**What to work on:** The entries below should be transcribed in their entirety, exactly as written.

**Given data:**
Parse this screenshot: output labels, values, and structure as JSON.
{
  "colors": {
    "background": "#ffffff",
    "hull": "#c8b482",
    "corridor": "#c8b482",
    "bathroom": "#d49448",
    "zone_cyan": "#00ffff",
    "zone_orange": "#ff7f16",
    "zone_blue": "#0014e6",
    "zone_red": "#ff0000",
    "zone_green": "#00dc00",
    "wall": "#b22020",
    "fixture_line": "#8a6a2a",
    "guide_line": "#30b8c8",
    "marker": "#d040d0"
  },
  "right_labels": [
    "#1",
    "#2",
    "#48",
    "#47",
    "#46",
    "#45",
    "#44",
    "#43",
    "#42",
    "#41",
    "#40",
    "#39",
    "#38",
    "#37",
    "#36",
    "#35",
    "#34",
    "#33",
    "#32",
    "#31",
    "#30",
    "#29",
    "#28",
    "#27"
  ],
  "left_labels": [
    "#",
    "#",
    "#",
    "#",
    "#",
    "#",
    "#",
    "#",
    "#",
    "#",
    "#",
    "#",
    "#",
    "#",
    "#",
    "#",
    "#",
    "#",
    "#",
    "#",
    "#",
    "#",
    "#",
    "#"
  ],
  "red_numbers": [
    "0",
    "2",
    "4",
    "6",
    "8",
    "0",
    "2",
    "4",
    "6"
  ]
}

**Answer for the task:**
Parse this screenshot: output labels, values, and structure as JSON.
{
  "colors": {
    "background": "#ffffff",
    "hull": "#c8b482",
    "corridor": "#c8b482",
    "bathroom": "#d49448",
    "zone_cyan": "#00ffff",
    "zone_orange": "#ff7f16",
    "zone_blue": "#0014e6",
    "zone_red": "#ff0000",
    "zone_green": "#00dc00",
    "wall": "#b22020",
    "fixture_line": "#8a6a2a",
    "guide_line": "#30b8c8",
    "marker": "#d040d0"
  },
  "right_labels": [
    "#1",
    "#2",
    "#48",
    "#47",
    "#46",
    "#45",
    "#44",
    "#43",
    "#42",
    "#41",
    "#40",
    "#39",
    "#38",
    "#37",
    "#36",
    "#35",
    "#34",
    "#33",
    "#32",
    "#31",
    "#30",
    "#29",
    "#28",
    "#27"
  ],
  "left_labels": [
    "#",
    "#",
    "#",
    "#",
    "#",
    "#",
    "#",
    "#",
    "#",
    "#",
    "#",
    "#",
    "#",
    "#",
    "#",
    "#",
    "#",
    "#",
    "#",
    "#",
    "#",
    "#",
    "#",
    "#"
  ],
  "red_numbers": [
    "0",
    "2",
    "4",
    "6",
    "8",
    "0",
    "2",
    "4",
    "6"
  ]
}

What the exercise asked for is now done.